§ **MATERIAL FOR THIS EXERCISE**:
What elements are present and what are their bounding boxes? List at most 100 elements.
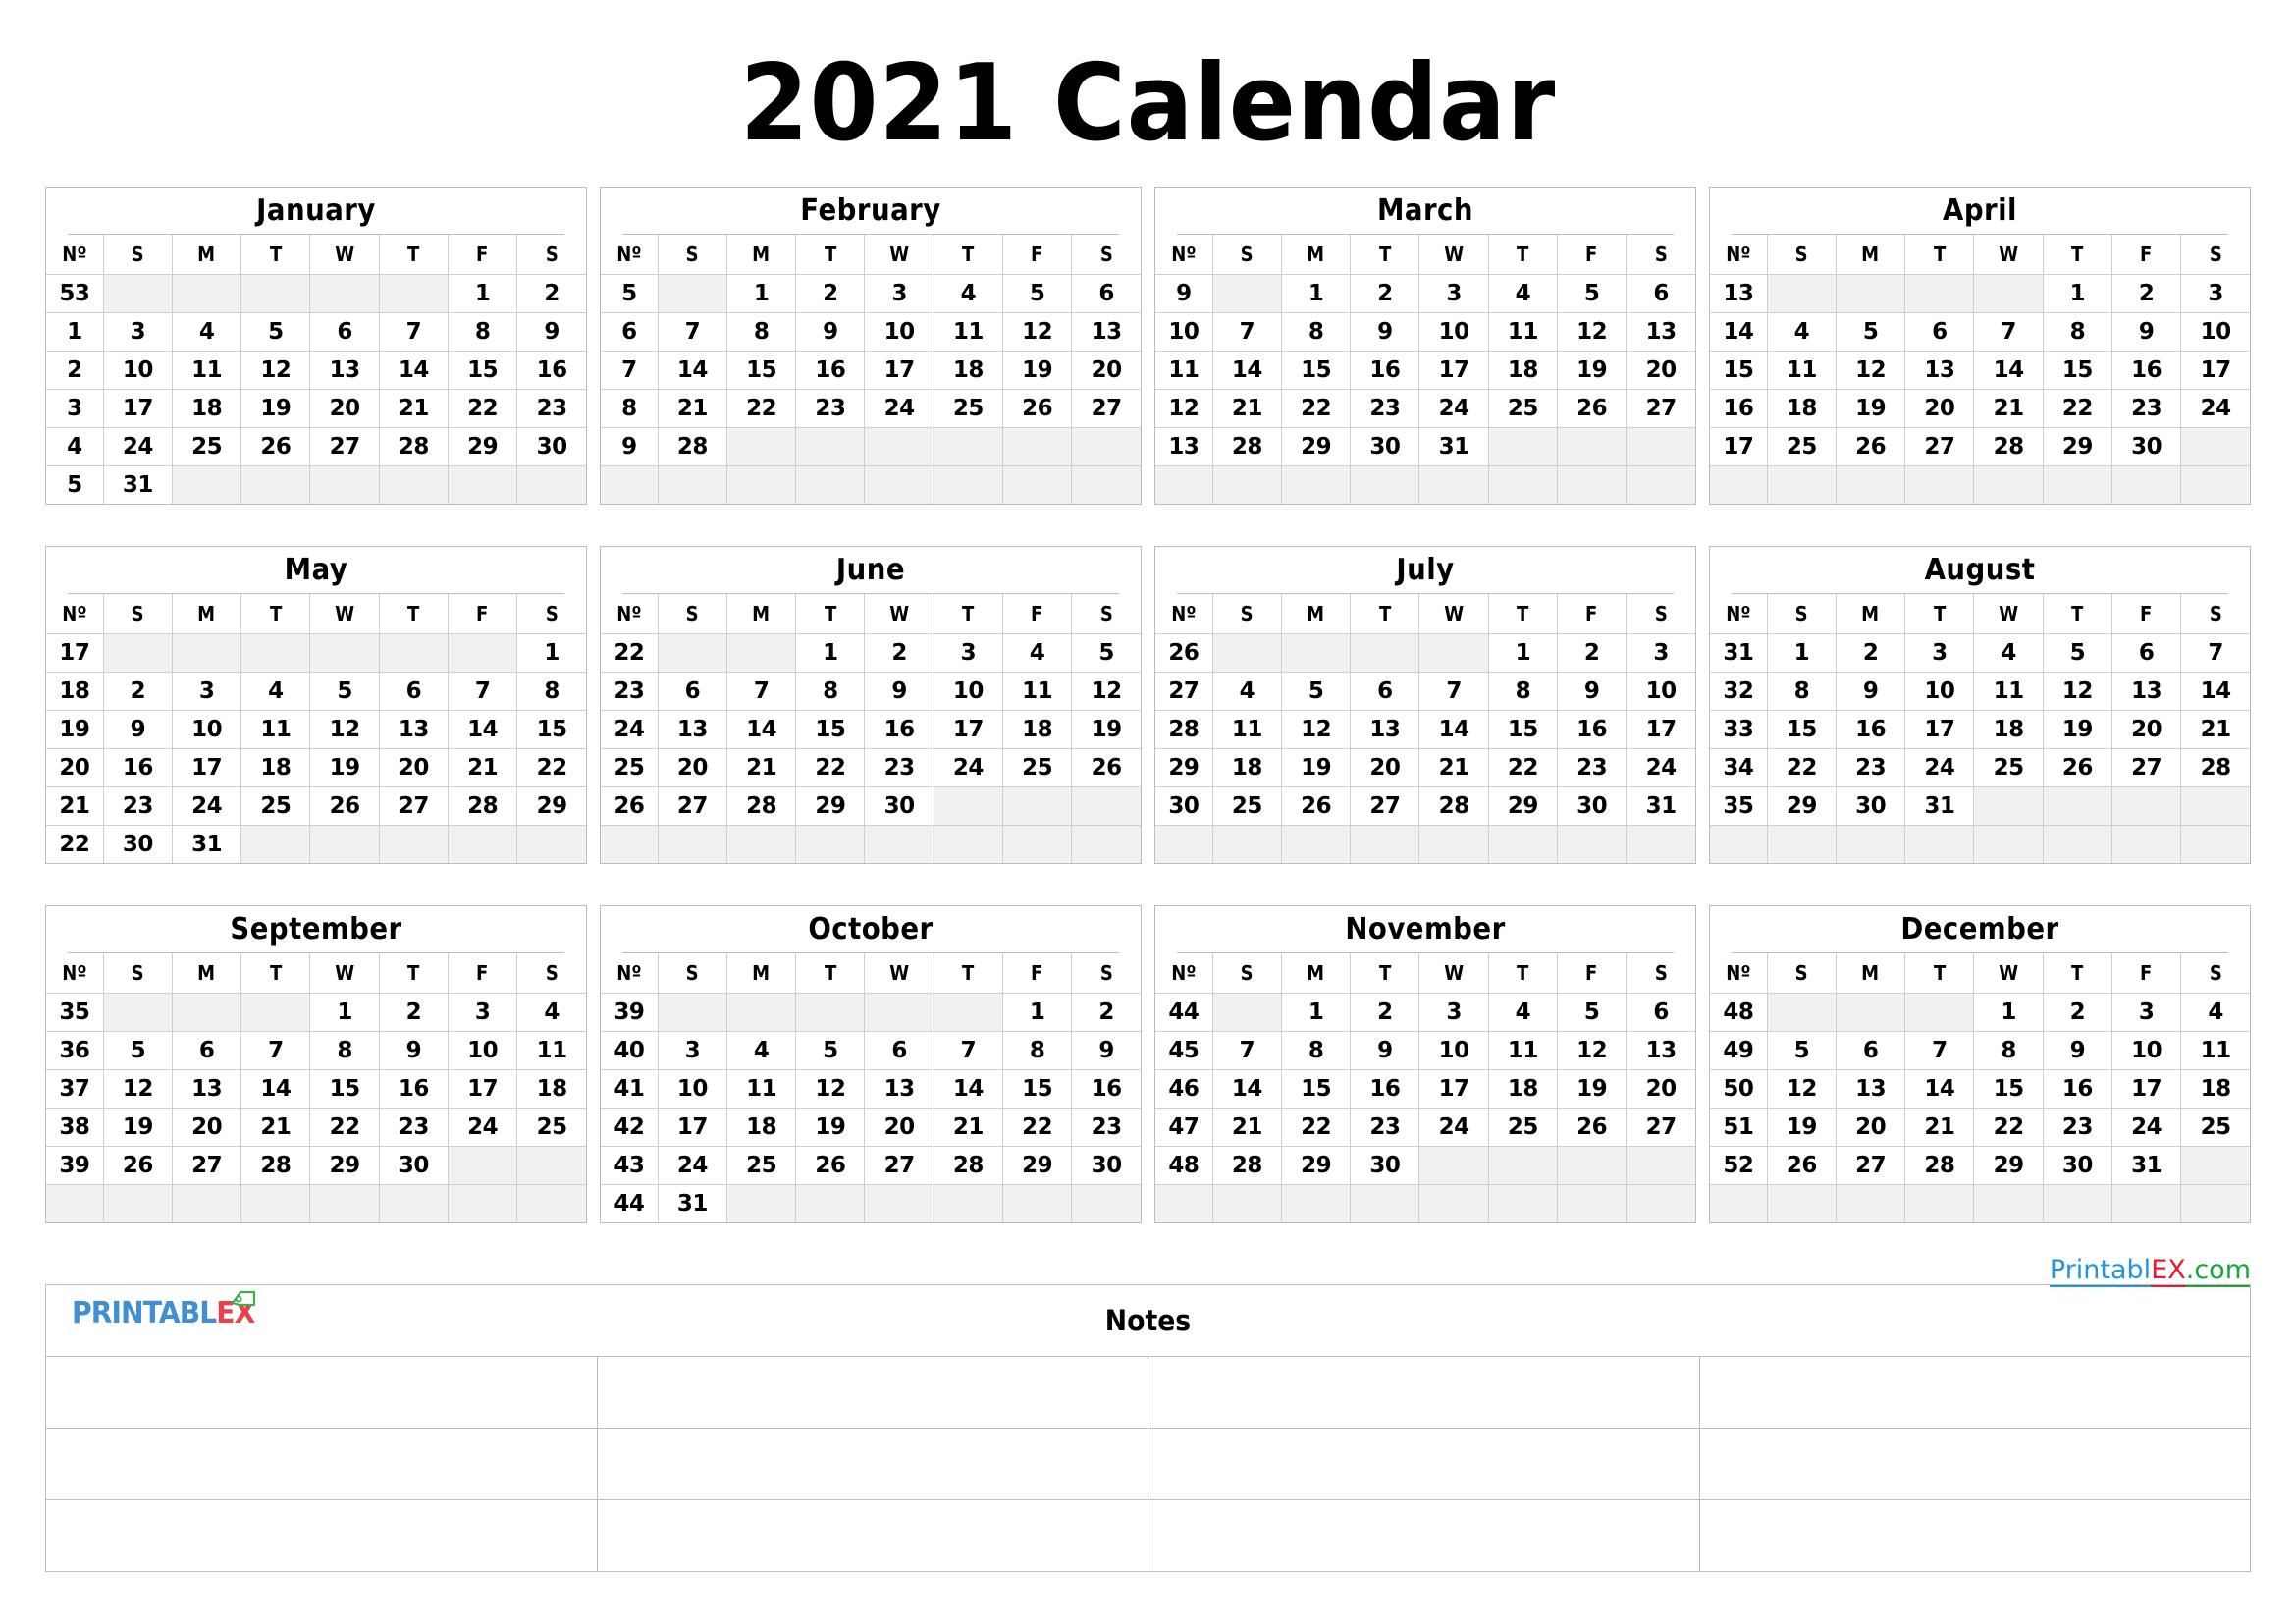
day-cell[interactable]: 22 <box>447 389 518 428</box>
day-cell[interactable]: 19 <box>1001 351 1073 390</box>
day-cell[interactable]: 4 <box>2180 993 2250 1032</box>
day-cell[interactable]: 18 <box>1766 389 1837 428</box>
day-cell[interactable]: 11 <box>171 351 242 390</box>
day-cell[interactable]: 19 <box>795 1108 866 1147</box>
day-cell[interactable]: 13 <box>1835 1069 1906 1109</box>
day-cell[interactable]: 20 <box>1626 351 1695 390</box>
day-cell[interactable]: 10 <box>2110 1031 2182 1070</box>
day-cell[interactable]: 6 <box>1626 993 1695 1032</box>
day-cell[interactable]: 27 <box>309 427 380 466</box>
day-cell[interactable]: 25 <box>1487 1108 1558 1147</box>
day-cell[interactable]: 7 <box>2180 633 2250 673</box>
day-cell[interactable]: 9 <box>864 672 934 711</box>
day-cell[interactable]: 30 <box>2110 427 2182 466</box>
day-cell[interactable]: 10 <box>2180 312 2250 352</box>
day-cell[interactable]: 8 <box>516 672 586 711</box>
day-cell[interactable]: 16 <box>2110 351 2182 390</box>
day-cell[interactable]: 28 <box>240 1146 311 1185</box>
day-cell[interactable]: 15 <box>447 351 518 390</box>
day-cell[interactable]: 14 <box>725 710 797 749</box>
day-cell[interactable]: 26 <box>1556 1108 1628 1147</box>
day-cell[interactable]: 9 <box>102 710 173 749</box>
day-cell[interactable]: 26 <box>1835 427 1906 466</box>
day-cell[interactable]: 10 <box>1418 312 1489 352</box>
day-cell[interactable]: 14 <box>657 351 727 390</box>
day-cell[interactable]: 29 <box>1973 1146 2044 1185</box>
day-cell[interactable]: 5 <box>2042 633 2112 673</box>
day-cell[interactable]: 7 <box>725 672 797 711</box>
day-cell[interactable]: 22 <box>1280 1108 1352 1147</box>
day-cell[interactable]: 10 <box>102 351 173 390</box>
day-cell[interactable]: 5 <box>1556 274 1628 313</box>
day-cell[interactable]: 5 <box>309 672 380 711</box>
day-cell[interactable]: 26 <box>2042 748 2112 787</box>
day-cell[interactable]: 16 <box>1556 710 1628 749</box>
day-cell[interactable]: 8 <box>1973 1031 2044 1070</box>
day-cell[interactable]: 6 <box>1350 672 1420 711</box>
day-cell[interactable]: 4 <box>1973 633 2044 673</box>
day-cell[interactable]: 25 <box>2180 1108 2250 1147</box>
day-cell[interactable]: 22 <box>1766 748 1837 787</box>
day-cell[interactable]: 15 <box>516 710 586 749</box>
day-cell[interactable]: 21 <box>933 1108 1003 1147</box>
day-cell[interactable]: 28 <box>1904 1146 1975 1185</box>
day-cell[interactable]: 14 <box>378 351 449 390</box>
day-cell[interactable]: 23 <box>516 389 586 428</box>
day-cell[interactable]: 27 <box>1626 1108 1695 1147</box>
day-cell[interactable]: 4 <box>171 312 242 352</box>
day-cell[interactable]: 26 <box>309 786 380 826</box>
day-cell[interactable]: 27 <box>2110 748 2182 787</box>
day-cell[interactable]: 7 <box>240 1031 311 1070</box>
day-cell[interactable]: 1 <box>1973 993 2044 1032</box>
day-cell[interactable]: 19 <box>1280 748 1352 787</box>
day-cell[interactable]: 26 <box>1766 1146 1837 1185</box>
day-cell[interactable]: 11 <box>1211 710 1282 749</box>
day-cell[interactable]: 9 <box>795 312 866 352</box>
day-cell[interactable]: 24 <box>447 1108 518 1147</box>
day-cell[interactable]: 18 <box>1973 710 2044 749</box>
day-cell[interactable]: 18 <box>725 1108 797 1147</box>
day-cell[interactable]: 1 <box>725 274 797 313</box>
day-cell[interactable]: 4 <box>1487 993 1558 1032</box>
day-cell[interactable]: 24 <box>1418 1108 1489 1147</box>
day-cell[interactable]: 10 <box>1626 672 1695 711</box>
notes-cell[interactable] <box>1698 1499 2251 1572</box>
day-cell[interactable]: 17 <box>102 389 173 428</box>
day-cell[interactable]: 13 <box>1350 710 1420 749</box>
day-cell[interactable]: 26 <box>240 427 311 466</box>
day-cell[interactable]: 18 <box>933 351 1003 390</box>
day-cell[interactable]: 19 <box>240 389 311 428</box>
day-cell[interactable]: 1 <box>2042 274 2112 313</box>
day-cell[interactable]: 4 <box>933 274 1003 313</box>
notes-cell[interactable] <box>1148 1356 1700 1429</box>
day-cell[interactable]: 21 <box>1211 1108 1282 1147</box>
day-cell[interactable]: 26 <box>102 1146 173 1185</box>
day-cell[interactable]: 27 <box>864 1146 934 1185</box>
day-cell[interactable]: 28 <box>2180 748 2250 787</box>
day-cell[interactable]: 29 <box>309 1146 380 1185</box>
day-cell[interactable]: 17 <box>864 351 934 390</box>
day-cell[interactable]: 3 <box>102 312 173 352</box>
day-cell[interactable]: 21 <box>1973 389 2044 428</box>
day-cell[interactable]: 29 <box>795 786 866 826</box>
day-cell[interactable]: 24 <box>933 748 1003 787</box>
day-cell[interactable]: 28 <box>1211 1146 1282 1185</box>
day-cell[interactable]: 18 <box>1487 351 1558 390</box>
day-cell[interactable]: 8 <box>725 312 797 352</box>
day-cell[interactable]: 9 <box>1350 312 1420 352</box>
day-cell[interactable]: 5 <box>102 1031 173 1070</box>
day-cell[interactable]: 18 <box>171 389 242 428</box>
day-cell[interactable]: 11 <box>516 1031 586 1070</box>
notes-cell[interactable] <box>596 1499 1148 1572</box>
day-cell[interactable]: 26 <box>1001 389 1073 428</box>
day-cell[interactable]: 16 <box>1835 710 1906 749</box>
day-cell[interactable]: 12 <box>309 710 380 749</box>
day-cell[interactable]: 6 <box>1071 274 1141 313</box>
day-cell[interactable]: 2 <box>2110 274 2182 313</box>
day-cell[interactable]: 1 <box>309 993 380 1032</box>
day-cell[interactable]: 10 <box>1904 672 1975 711</box>
day-cell[interactable]: 25 <box>1211 786 1282 826</box>
day-cell[interactable]: 16 <box>516 351 586 390</box>
day-cell[interactable]: 28 <box>725 786 797 826</box>
day-cell[interactable]: 20 <box>2110 710 2182 749</box>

§ **TASK TO CARRY OUT**:
Please copy every line of the records above word for word, leaving out the pictures.

§ **COMPLETED TASK**:
What elements are present and what are their bounding boxes? List at most 100 elements.
day-cell[interactable]: 22 <box>447 389 518 428</box>
day-cell[interactable]: 19 <box>1001 351 1073 390</box>
day-cell[interactable]: 4 <box>2180 993 2250 1032</box>
day-cell[interactable]: 18 <box>1766 389 1837 428</box>
day-cell[interactable]: 11 <box>171 351 242 390</box>
day-cell[interactable]: 19 <box>795 1108 866 1147</box>
day-cell[interactable]: 13 <box>1835 1069 1906 1109</box>
day-cell[interactable]: 20 <box>1626 351 1695 390</box>
day-cell[interactable]: 10 <box>2110 1031 2182 1070</box>
day-cell[interactable]: 6 <box>1626 993 1695 1032</box>
day-cell[interactable]: 27 <box>309 427 380 466</box>
day-cell[interactable]: 25 <box>1487 1108 1558 1147</box>
day-cell[interactable]: 7 <box>2180 633 2250 673</box>
day-cell[interactable]: 9 <box>864 672 934 711</box>
day-cell[interactable]: 30 <box>2110 427 2182 466</box>
day-cell[interactable]: 10 <box>2180 312 2250 352</box>
day-cell[interactable]: 8 <box>516 672 586 711</box>
day-cell[interactable]: 16 <box>2110 351 2182 390</box>
day-cell[interactable]: 28 <box>240 1146 311 1185</box>
day-cell[interactable]: 15 <box>447 351 518 390</box>
day-cell[interactable]: 14 <box>725 710 797 749</box>
day-cell[interactable]: 26 <box>1556 1108 1628 1147</box>
day-cell[interactable]: 9 <box>102 710 173 749</box>
day-cell[interactable]: 26 <box>1835 427 1906 466</box>
day-cell[interactable]: 10 <box>1418 312 1489 352</box>
day-cell[interactable]: 14 <box>657 351 727 390</box>
day-cell[interactable]: 29 <box>1973 1146 2044 1185</box>
day-cell[interactable]: 5 <box>2042 633 2112 673</box>
day-cell[interactable]: 7 <box>725 672 797 711</box>
day-cell[interactable]: 22 <box>1280 1108 1352 1147</box>
day-cell[interactable]: 10 <box>102 351 173 390</box>
day-cell[interactable]: 5 <box>1556 274 1628 313</box>
day-cell[interactable]: 5 <box>309 672 380 711</box>
day-cell[interactable]: 26 <box>2042 748 2112 787</box>
day-cell[interactable]: 16 <box>1556 710 1628 749</box>
day-cell[interactable]: 8 <box>1973 1031 2044 1070</box>
day-cell[interactable]: 6 <box>1350 672 1420 711</box>
day-cell[interactable]: 4 <box>1973 633 2044 673</box>
day-cell[interactable]: 25 <box>2180 1108 2250 1147</box>
day-cell[interactable]: 22 <box>1766 748 1837 787</box>
day-cell[interactable]: 15 <box>516 710 586 749</box>
day-cell[interactable]: 21 <box>933 1108 1003 1147</box>
day-cell[interactable]: 28 <box>1904 1146 1975 1185</box>
day-cell[interactable]: 14 <box>378 351 449 390</box>
day-cell[interactable]: 23 <box>516 389 586 428</box>
day-cell[interactable]: 27 <box>1626 1108 1695 1147</box>
day-cell[interactable]: 4 <box>171 312 242 352</box>
day-cell[interactable]: 26 <box>309 786 380 826</box>
day-cell[interactable]: 27 <box>2110 748 2182 787</box>
day-cell[interactable]: 7 <box>240 1031 311 1070</box>
day-cell[interactable]: 1 <box>1973 993 2044 1032</box>
day-cell[interactable]: 19 <box>1280 748 1352 787</box>
day-cell[interactable]: 26 <box>1766 1146 1837 1185</box>
day-cell[interactable]: 11 <box>1211 710 1282 749</box>
day-cell[interactable]: 9 <box>795 312 866 352</box>
day-cell[interactable]: 24 <box>447 1108 518 1147</box>
day-cell[interactable]: 18 <box>1973 710 2044 749</box>
day-cell[interactable]: 18 <box>725 1108 797 1147</box>
day-cell[interactable]: 1 <box>725 274 797 313</box>
day-cell[interactable]: 4 <box>1487 993 1558 1032</box>
day-cell[interactable]: 24 <box>1418 1108 1489 1147</box>
day-cell[interactable]: 10 <box>1626 672 1695 711</box>
notes-cell[interactable] <box>1698 1499 2251 1572</box>
day-cell[interactable]: 17 <box>102 389 173 428</box>
day-cell[interactable]: 13 <box>1350 710 1420 749</box>
day-cell[interactable]: 26 <box>240 427 311 466</box>
day-cell[interactable]: 18 <box>933 351 1003 390</box>
day-cell[interactable]: 19 <box>240 389 311 428</box>
day-cell[interactable]: 1 <box>2042 274 2112 313</box>
day-cell[interactable]: 4 <box>933 274 1003 313</box>
notes-cell[interactable] <box>1148 1356 1700 1429</box>
day-cell[interactable]: 21 <box>1211 1108 1282 1147</box>
day-cell[interactable]: 26 <box>102 1146 173 1185</box>
day-cell[interactable]: 27 <box>864 1146 934 1185</box>
day-cell[interactable]: 28 <box>2180 748 2250 787</box>
day-cell[interactable]: 29 <box>309 1146 380 1185</box>
day-cell[interactable]: 17 <box>864 351 934 390</box>
day-cell[interactable]: 3 <box>102 312 173 352</box>
day-cell[interactable]: 21 <box>1973 389 2044 428</box>
day-cell[interactable]: 29 <box>795 786 866 826</box>
day-cell[interactable]: 24 <box>933 748 1003 787</box>
day-cell[interactable]: 28 <box>1211 1146 1282 1185</box>
day-cell[interactable]: 18 <box>1487 351 1558 390</box>
day-cell[interactable]: 8 <box>725 312 797 352</box>
day-cell[interactable]: 9 <box>1350 312 1420 352</box>
day-cell[interactable]: 5 <box>102 1031 173 1070</box>
day-cell[interactable]: 18 <box>171 389 242 428</box>
day-cell[interactable]: 11 <box>516 1031 586 1070</box>
notes-cell[interactable] <box>596 1499 1148 1572</box>
day-cell[interactable]: 26 <box>1001 389 1073 428</box>
day-cell[interactable]: 16 <box>1835 710 1906 749</box>
day-cell[interactable]: 12 <box>309 710 380 749</box>
day-cell[interactable]: 6 <box>1071 274 1141 313</box>
day-cell[interactable]: 2 <box>2110 274 2182 313</box>
day-cell[interactable]: 1 <box>309 993 380 1032</box>
day-cell[interactable]: 10 <box>1904 672 1975 711</box>
day-cell[interactable]: 25 <box>1211 786 1282 826</box>
day-cell[interactable]: 16 <box>516 351 586 390</box>
day-cell[interactable]: 28 <box>725 786 797 826</box>
day-cell[interactable]: 20 <box>2110 710 2182 749</box>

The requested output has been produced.